▶ **RAW DATA**
:::
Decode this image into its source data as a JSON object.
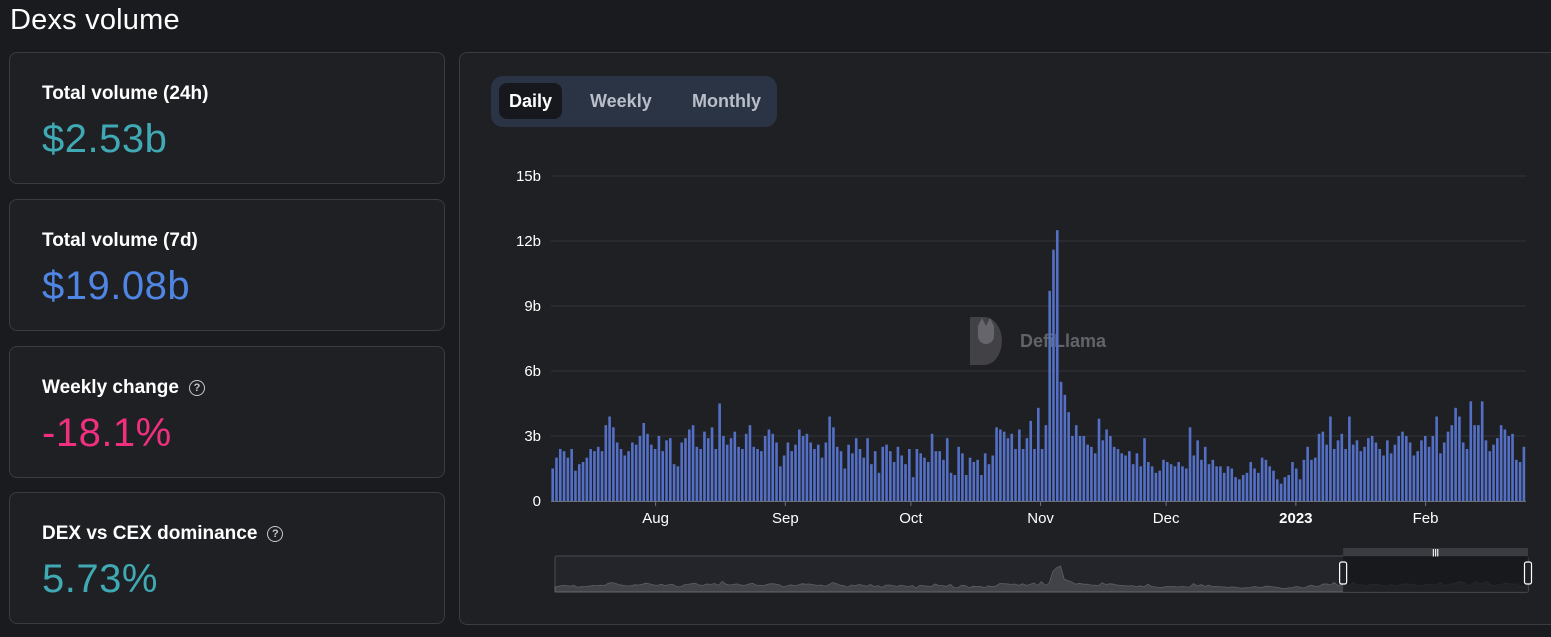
{
  "page": {
    "title": "Dexs volume"
  },
  "stats": [
    {
      "label": "Total volume (24h)",
      "value": "$2.53b",
      "color": "#3fa9b4",
      "help": false
    },
    {
      "label": "Total volume (7d)",
      "value": "$19.08b",
      "color": "#4f86e5",
      "help": false
    },
    {
      "label": "Weekly change",
      "value": "-18.1%",
      "color": "#f0307f",
      "help": true
    },
    {
      "label": "DEX vs CEX dominance",
      "value": "5.73%",
      "color": "#3fa9b4",
      "help": true
    }
  ],
  "help_icon_glyph": "?",
  "toggles": [
    {
      "label": "Daily",
      "active": true
    },
    {
      "label": "Weekly",
      "active": false
    },
    {
      "label": "Monthly",
      "active": false
    }
  ],
  "watermark": {
    "text": "DefiLlama",
    "icon": "llama-logo-icon"
  },
  "chart_data": {
    "type": "bar",
    "bar_color": "#5470c6",
    "x_axis": {
      "type": "date",
      "start": "2022-07-07",
      "end": "2023-02-25",
      "tick_labels": [
        "Aug",
        "Sep",
        "Oct",
        "Nov",
        "Dec",
        "2023",
        "Feb"
      ],
      "tick_dates": [
        "2022-08-01",
        "2022-09-01",
        "2022-10-01",
        "2022-11-01",
        "2022-12-01",
        "2023-01-01",
        "2023-02-01"
      ]
    },
    "y_axis": {
      "min": 0,
      "max": 15,
      "unit": "b",
      "tick_labels": [
        "0",
        "3b",
        "6b",
        "9b",
        "12b",
        "15b"
      ],
      "tick_values": [
        0,
        3,
        6,
        9,
        12,
        15
      ]
    },
    "grid": true,
    "values": [
      1.5,
      2.0,
      2.4,
      2.3,
      2.0,
      2.4,
      1.4,
      1.7,
      1.8,
      2.0,
      2.4,
      2.3,
      2.5,
      2.3,
      3.5,
      3.9,
      3.4,
      2.7,
      2.4,
      2.1,
      2.3,
      2.7,
      2.6,
      3.0,
      3.6,
      3.1,
      2.6,
      2.4,
      3.0,
      2.3,
      2.8,
      2.9,
      1.7,
      1.6,
      2.7,
      2.9,
      3.3,
      3.5,
      2.5,
      2.4,
      3.2,
      2.9,
      3.4,
      2.4,
      4.5,
      3.0,
      2.6,
      2.9,
      3.2,
      2.5,
      2.4,
      3.1,
      3.5,
      2.5,
      2.4,
      2.3,
      3.0,
      3.3,
      3.1,
      2.7,
      1.6,
      2.1,
      2.7,
      2.3,
      2.6,
      3.3,
      3.0,
      3.1,
      2.7,
      2.4,
      2.6,
      2.0,
      2.7,
      3.9,
      3.4,
      2.5,
      2.3,
      1.5,
      2.6,
      2.2,
      2.9,
      2.4,
      2.0,
      2.9,
      1.7,
      2.3,
      1.3,
      2.5,
      2.6,
      2.3,
      1.8,
      2.5,
      2.1,
      1.7,
      2.4,
      1.1,
      2.4,
      2.2,
      2.0,
      1.8,
      3.1,
      2.3,
      2.3,
      1.9,
      2.9,
      1.3,
      1.2,
      2.5,
      2.2,
      1.2,
      2.0,
      1.8,
      1.9,
      1.2,
      2.2,
      1.7,
      2.1,
      3.4,
      3.3,
      3.2,
      2.9,
      3.1,
      2.4,
      3.3,
      2.4,
      2.9,
      3.7,
      2.4,
      4.3,
      2.4,
      3.5,
      9.7,
      11.6,
      12.5,
      5.5,
      4.9,
      4.1,
      3.0,
      3.5,
      3.0,
      3.0,
      2.6,
      2.5,
      2.2,
      3.8,
      2.8,
      3.3,
      3.0,
      2.5,
      2.4,
      2.2,
      2.1,
      2.3,
      1.7,
      2.2,
      1.6,
      2.9,
      1.8,
      1.6,
      1.3,
      1.4,
      1.9,
      1.8,
      1.7,
      1.6,
      1.8,
      1.6,
      1.5,
      3.4,
      2.1,
      2.8,
      1.9,
      2.5,
      1.7,
      1.9,
      1.6,
      1.6,
      1.3,
      1.6,
      1.5,
      1.1,
      1.0,
      1.2,
      1.3,
      1.8,
      1.5,
      1.3,
      2.0,
      1.9,
      1.6,
      1.4,
      1.0,
      0.8,
      1.1,
      1.2,
      1.8,
      1.5,
      1.0,
      1.9,
      2.5,
      1.9,
      2.0,
      3.1,
      3.2,
      2.6,
      3.9,
      2.4,
      2.8,
      3.1,
      2.4,
      3.9,
      2.6,
      2.8,
      2.3,
      2.5,
      2.9,
      3.0,
      2.7,
      2.4,
      2.1,
      2.8,
      2.2,
      2.6,
      3.0,
      3.2,
      3.0,
      2.7,
      2.1,
      2.3,
      2.8,
      3.0,
      2.5,
      3.0,
      3.9,
      2.2,
      2.7,
      3.2,
      3.5,
      4.3,
      3.9,
      2.7,
      2.4,
      4.6,
      3.5,
      3.5,
      4.6,
      2.8,
      2.3,
      2.6,
      2.9,
      3.5,
      3.3,
      3.0,
      3.1,
      1.9,
      1.8,
      2.5
    ],
    "range_slider": {
      "start_fraction": 0.81,
      "end_fraction": 1.0,
      "handle_glyph": "|||"
    }
  }
}
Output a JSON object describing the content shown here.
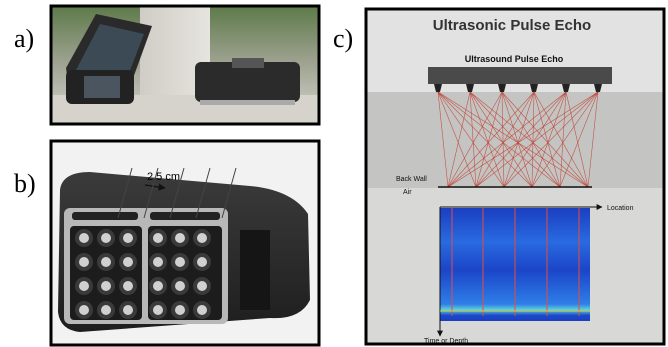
{
  "panels": {
    "a": {
      "label": "a)"
    },
    "b": {
      "label": "b)",
      "scale": "2,5 cm"
    },
    "c": {
      "label": "c)",
      "title": "Ultrasonic Pulse Echo",
      "array_label": "Ultrasound Pulse Echo",
      "back_wall": "Back Wall",
      "air": "Air",
      "x_axis": "Location",
      "y_axis": "Time or Depth"
    }
  }
}
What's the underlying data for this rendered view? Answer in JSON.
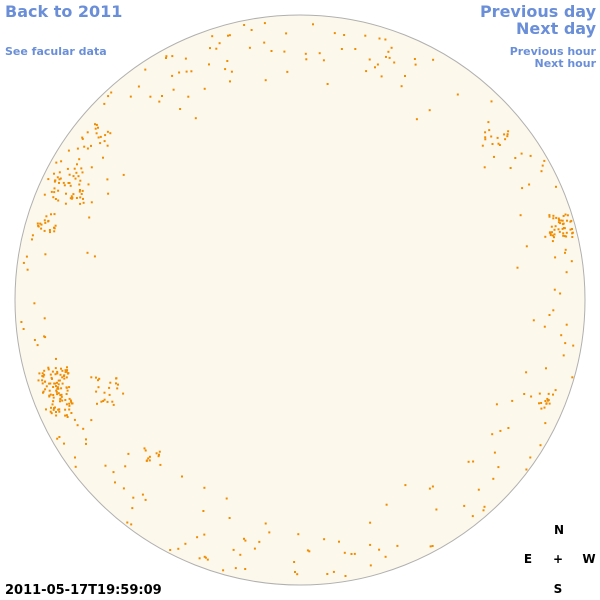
{
  "header": {
    "back_link": "Back to 2011",
    "facular_link": "See facular data"
  },
  "navigation": {
    "previous_day": "Previous day",
    "next_day": "Next day",
    "previous_hour": "Previous hour",
    "next_hour": "Next hour"
  },
  "compass": {
    "north": "N",
    "east": "E",
    "center": "+",
    "west": "W",
    "south": "S"
  },
  "timestamp": "2011-05-17T19:59:09"
}
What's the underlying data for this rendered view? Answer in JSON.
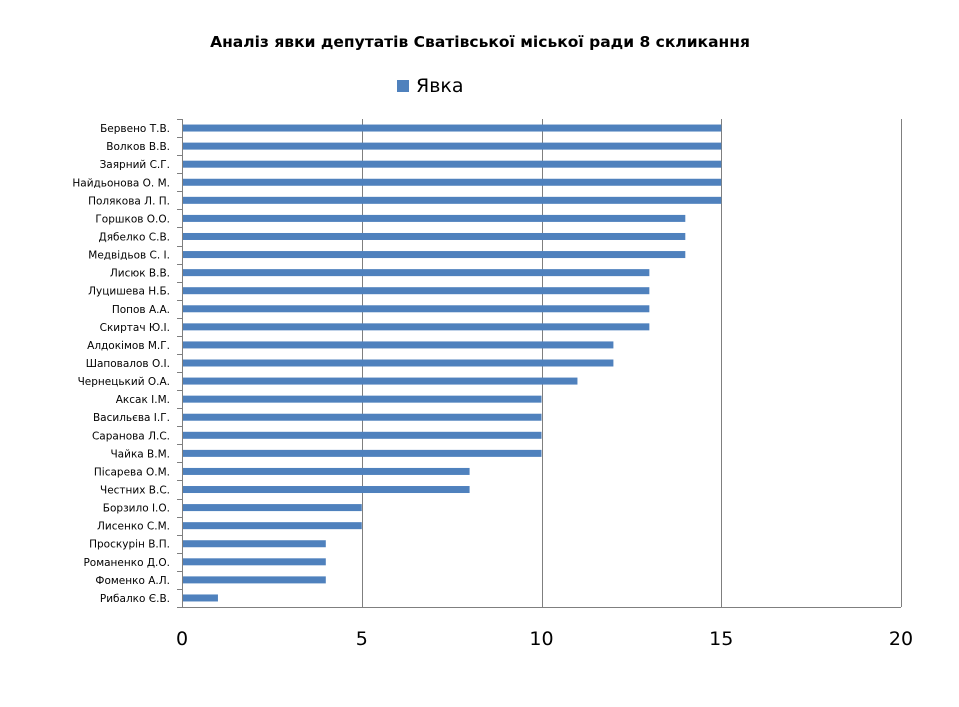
{
  "chart_data": {
    "type": "bar",
    "orientation": "horizontal",
    "title": "Аналіз явки депутатів Сватівської міської ради 8 скликання",
    "legend_position": "top",
    "series": [
      {
        "name": "Явка",
        "color": "#4f81bd",
        "values": [
          15,
          15,
          15,
          15,
          15,
          14,
          14,
          14,
          13,
          13,
          13,
          13,
          12,
          12,
          11,
          10,
          10,
          10,
          10,
          8,
          8,
          5,
          5,
          4,
          4,
          4,
          1
        ]
      }
    ],
    "categories": [
      "Бервено  Т.В.",
      "Волков В.В.",
      "Заярний С.Г.",
      "Найдьонова  О. М.",
      "Полякова Л. П.",
      "Горшков О.О.",
      "Дябелко  С.В.",
      "Медвідьов  С. І.",
      "Лисюк В.В.",
      "Луцишева  Н.Б.",
      "Попов А.А.",
      "Скиртач Ю.І.",
      "Алдокімов М.Г.",
      "Шаповалов О.І.",
      "Чернецький  О.А.",
      "Аксак І.М.",
      "Васильєва І.Г.",
      "Саранова Л.С.",
      "Чайка В.М.",
      "Пісарева О.М.",
      "Честних В.С.",
      "Борзило І.О.",
      "Лисенко С.М.",
      "Проскурін В.П.",
      "Романенко Д.О.",
      "Фоменко  А.Л.",
      "Рибалко Є.В."
    ],
    "xlim": [
      0,
      20
    ],
    "xticks": [
      0,
      5,
      10,
      15,
      20
    ],
    "xtick_labels": [
      "0",
      "5",
      "10",
      "15",
      "20"
    ],
    "grid": "vertical"
  }
}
:::
▶ **EXERCISE OBJECTIVE**
Every record above should come back exactly, but without its pictures.

▶ **CORRECT RESULT**
Decode this image into its source data as a JSON object.
{
  "page": {
    "title": "Dexs volume"
  },
  "stats": [
    {
      "label": "Total volume (24h)",
      "value": "$2.53b",
      "color": "#3fa9b4",
      "help": false
    },
    {
      "label": "Total volume (7d)",
      "value": "$19.08b",
      "color": "#4f86e5",
      "help": false
    },
    {
      "label": "Weekly change",
      "value": "-18.1%",
      "color": "#f0307f",
      "help": true
    },
    {
      "label": "DEX vs CEX dominance",
      "value": "5.73%",
      "color": "#3fa9b4",
      "help": true
    }
  ],
  "help_icon_glyph": "?",
  "toggles": [
    {
      "label": "Daily",
      "active": true
    },
    {
      "label": "Weekly",
      "active": false
    },
    {
      "label": "Monthly",
      "active": false
    }
  ],
  "watermark": {
    "text": "DefiLlama",
    "icon": "llama-logo-icon"
  },
  "chart_data": {
    "type": "bar",
    "bar_color": "#5470c6",
    "x_axis": {
      "type": "date",
      "start": "2022-07-07",
      "end": "2023-02-25",
      "tick_labels": [
        "Aug",
        "Sep",
        "Oct",
        "Nov",
        "Dec",
        "2023",
        "Feb"
      ],
      "tick_dates": [
        "2022-08-01",
        "2022-09-01",
        "2022-10-01",
        "2022-11-01",
        "2022-12-01",
        "2023-01-01",
        "2023-02-01"
      ]
    },
    "y_axis": {
      "min": 0,
      "max": 15,
      "unit": "b",
      "tick_labels": [
        "0",
        "3b",
        "6b",
        "9b",
        "12b",
        "15b"
      ],
      "tick_values": [
        0,
        3,
        6,
        9,
        12,
        15
      ]
    },
    "grid": true,
    "values": [
      1.5,
      2.0,
      2.4,
      2.3,
      2.0,
      2.4,
      1.4,
      1.7,
      1.8,
      2.0,
      2.4,
      2.3,
      2.5,
      2.3,
      3.5,
      3.9,
      3.4,
      2.7,
      2.4,
      2.1,
      2.3,
      2.7,
      2.6,
      3.0,
      3.6,
      3.1,
      2.6,
      2.4,
      3.0,
      2.3,
      2.8,
      2.9,
      1.7,
      1.6,
      2.7,
      2.9,
      3.3,
      3.5,
      2.5,
      2.4,
      3.2,
      2.9,
      3.4,
      2.4,
      4.5,
      3.0,
      2.6,
      2.9,
      3.2,
      2.5,
      2.4,
      3.1,
      3.5,
      2.5,
      2.4,
      2.3,
      3.0,
      3.3,
      3.1,
      2.7,
      1.6,
      2.1,
      2.7,
      2.3,
      2.6,
      3.3,
      3.0,
      3.1,
      2.7,
      2.4,
      2.6,
      2.0,
      2.7,
      3.9,
      3.4,
      2.5,
      2.3,
      1.5,
      2.6,
      2.2,
      2.9,
      2.4,
      2.0,
      2.9,
      1.7,
      2.3,
      1.3,
      2.5,
      2.6,
      2.3,
      1.8,
      2.5,
      2.1,
      1.7,
      2.4,
      1.1,
      2.4,
      2.2,
      2.0,
      1.8,
      3.1,
      2.3,
      2.3,
      1.9,
      2.9,
      1.3,
      1.2,
      2.5,
      2.2,
      1.2,
      2.0,
      1.8,
      1.9,
      1.2,
      2.2,
      1.7,
      2.1,
      3.4,
      3.3,
      3.2,
      2.9,
      3.1,
      2.4,
      3.3,
      2.4,
      2.9,
      3.7,
      2.4,
      4.3,
      2.4,
      3.5,
      9.7,
      11.6,
      12.5,
      5.5,
      4.9,
      4.1,
      3.0,
      3.5,
      3.0,
      3.0,
      2.6,
      2.5,
      2.2,
      3.8,
      2.8,
      3.3,
      3.0,
      2.5,
      2.4,
      2.2,
      2.1,
      2.3,
      1.7,
      2.2,
      1.6,
      2.9,
      1.8,
      1.6,
      1.3,
      1.4,
      1.9,
      1.8,
      1.7,
      1.6,
      1.8,
      1.6,
      1.5,
      3.4,
      2.1,
      2.8,
      1.9,
      2.5,
      1.7,
      1.9,
      1.6,
      1.6,
      1.3,
      1.6,
      1.5,
      1.1,
      1.0,
      1.2,
      1.3,
      1.8,
      1.5,
      1.3,
      2.0,
      1.9,
      1.6,
      1.4,
      1.0,
      0.8,
      1.1,
      1.2,
      1.8,
      1.5,
      1.0,
      1.9,
      2.5,
      1.9,
      2.0,
      3.1,
      3.2,
      2.6,
      3.9,
      2.4,
      2.8,
      3.1,
      2.4,
      3.9,
      2.6,
      2.8,
      2.3,
      2.5,
      2.9,
      3.0,
      2.7,
      2.4,
      2.1,
      2.8,
      2.2,
      2.6,
      3.0,
      3.2,
      3.0,
      2.7,
      2.1,
      2.3,
      2.8,
      3.0,
      2.5,
      3.0,
      3.9,
      2.2,
      2.7,
      3.2,
      3.5,
      4.3,
      3.9,
      2.7,
      2.4,
      4.6,
      3.5,
      3.5,
      4.6,
      2.8,
      2.3,
      2.6,
      2.9,
      3.5,
      3.3,
      3.0,
      3.1,
      1.9,
      1.8,
      2.5
    ],
    "range_slider": {
      "start_fraction": 0.81,
      "end_fraction": 1.0,
      "handle_glyph": "|||"
    }
  }
}
Output a JSON object describing the content shown here.
{
  "panels": {
    "a": {
      "label": "a)"
    },
    "b": {
      "label": "b)",
      "scale": "2,5 cm"
    },
    "c": {
      "label": "c)",
      "title": "Ultrasonic Pulse Echo",
      "array_label": "Ultrasound Pulse Echo",
      "back_wall": "Back Wall",
      "air": "Air",
      "x_axis": "Location",
      "y_axis": "Time or Depth"
    }
  }
}
What's the underlying data for this rendered view? Answer in JSON.
{
  "header": {
    "back_link": "Back to 2011",
    "facular_link": "See facular data"
  },
  "navigation": {
    "previous_day": "Previous day",
    "next_day": "Next day",
    "previous_hour": "Previous hour",
    "next_hour": "Next hour"
  },
  "compass": {
    "north": "N",
    "east": "E",
    "center": "+",
    "west": "W",
    "south": "S"
  },
  "timestamp": "2011-05-17T19:59:09"
}
What's the underlying data for this rendered view? Answer in JSON.
{
  "chart_data": {
    "type": "bar",
    "orientation": "horizontal",
    "title": "Аналіз явки депутатів Сватівської міської ради 8 скликання",
    "legend_position": "top",
    "series": [
      {
        "name": "Явка",
        "color": "#4f81bd",
        "values": [
          15,
          15,
          15,
          15,
          15,
          14,
          14,
          14,
          13,
          13,
          13,
          13,
          12,
          12,
          11,
          10,
          10,
          10,
          10,
          8,
          8,
          5,
          5,
          4,
          4,
          4,
          1
        ]
      }
    ],
    "categories": [
      "Бервено  Т.В.",
      "Волков В.В.",
      "Заярний С.Г.",
      "Найдьонова  О. М.",
      "Полякова Л. П.",
      "Горшков О.О.",
      "Дябелко  С.В.",
      "Медвідьов  С. І.",
      "Лисюк В.В.",
      "Луцишева  Н.Б.",
      "Попов А.А.",
      "Скиртач Ю.І.",
      "Алдокімов М.Г.",
      "Шаповалов О.І.",
      "Чернецький  О.А.",
      "Аксак І.М.",
      "Васильєва І.Г.",
      "Саранова Л.С.",
      "Чайка В.М.",
      "Пісарева О.М.",
      "Честних В.С.",
      "Борзило І.О.",
      "Лисенко С.М.",
      "Проскурін В.П.",
      "Романенко Д.О.",
      "Фоменко  А.Л.",
      "Рибалко Є.В."
    ],
    "xlim": [
      0,
      20
    ],
    "xticks": [
      0,
      5,
      10,
      15,
      20
    ],
    "xtick_labels": [
      "0",
      "5",
      "10",
      "15",
      "20"
    ],
    "grid": "vertical"
  }
}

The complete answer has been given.